* begin Given records *

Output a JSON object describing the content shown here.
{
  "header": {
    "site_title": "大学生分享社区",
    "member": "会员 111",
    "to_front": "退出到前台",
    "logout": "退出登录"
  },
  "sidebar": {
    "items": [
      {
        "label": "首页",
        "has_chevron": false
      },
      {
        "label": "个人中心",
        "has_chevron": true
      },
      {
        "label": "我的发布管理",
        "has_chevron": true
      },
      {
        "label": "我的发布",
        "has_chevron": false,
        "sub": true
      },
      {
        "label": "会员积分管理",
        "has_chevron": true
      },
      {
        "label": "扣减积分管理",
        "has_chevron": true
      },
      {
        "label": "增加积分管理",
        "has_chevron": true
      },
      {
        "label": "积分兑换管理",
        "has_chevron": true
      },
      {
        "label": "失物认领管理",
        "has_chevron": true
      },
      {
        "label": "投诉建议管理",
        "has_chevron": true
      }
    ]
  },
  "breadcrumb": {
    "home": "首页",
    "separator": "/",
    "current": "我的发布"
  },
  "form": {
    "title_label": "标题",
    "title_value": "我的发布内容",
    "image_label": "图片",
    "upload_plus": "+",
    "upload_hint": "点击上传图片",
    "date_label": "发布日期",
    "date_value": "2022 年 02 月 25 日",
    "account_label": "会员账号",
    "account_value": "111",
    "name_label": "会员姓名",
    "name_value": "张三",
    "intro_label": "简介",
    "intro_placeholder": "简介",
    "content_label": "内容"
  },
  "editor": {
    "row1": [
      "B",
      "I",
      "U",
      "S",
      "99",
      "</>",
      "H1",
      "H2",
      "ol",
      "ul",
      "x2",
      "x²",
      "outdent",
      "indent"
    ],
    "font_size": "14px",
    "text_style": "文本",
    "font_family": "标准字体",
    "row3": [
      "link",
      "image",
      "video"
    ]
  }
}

* end Given records *

Reproduce each entry word for word.

» Exercise solution:
Output a JSON object describing the content shown here.
{
  "header": {
    "site_title": "大学生分享社区",
    "member": "会员 111",
    "to_front": "退出到前台",
    "logout": "退出登录"
  },
  "sidebar": {
    "items": [
      {
        "label": "首页",
        "has_chevron": false
      },
      {
        "label": "个人中心",
        "has_chevron": true
      },
      {
        "label": "我的发布管理",
        "has_chevron": true
      },
      {
        "label": "我的发布",
        "has_chevron": false,
        "sub": true
      },
      {
        "label": "会员积分管理",
        "has_chevron": true
      },
      {
        "label": "扣减积分管理",
        "has_chevron": true
      },
      {
        "label": "增加积分管理",
        "has_chevron": true
      },
      {
        "label": "积分兑换管理",
        "has_chevron": true
      },
      {
        "label": "失物认领管理",
        "has_chevron": true
      },
      {
        "label": "投诉建议管理",
        "has_chevron": true
      }
    ]
  },
  "breadcrumb": {
    "home": "首页",
    "separator": "/",
    "current": "我的发布"
  },
  "form": {
    "title_label": "标题",
    "title_value": "我的发布内容",
    "image_label": "图片",
    "upload_plus": "+",
    "upload_hint": "点击上传图片",
    "date_label": "发布日期",
    "date_value": "2022 年 02 月 25 日",
    "account_label": "会员账号",
    "account_value": "111",
    "name_label": "会员姓名",
    "name_value": "张三",
    "intro_label": "简介",
    "intro_placeholder": "简介",
    "content_label": "内容"
  },
  "editor": {
    "row1": [
      "B",
      "I",
      "U",
      "S",
      "99",
      "</>",
      "H1",
      "H2",
      "ol",
      "ul",
      "x2",
      "x²",
      "outdent",
      "indent"
    ],
    "font_size": "14px",
    "text_style": "文本",
    "font_family": "标准字体",
    "row3": [
      "link",
      "image",
      "video"
    ]
  }
}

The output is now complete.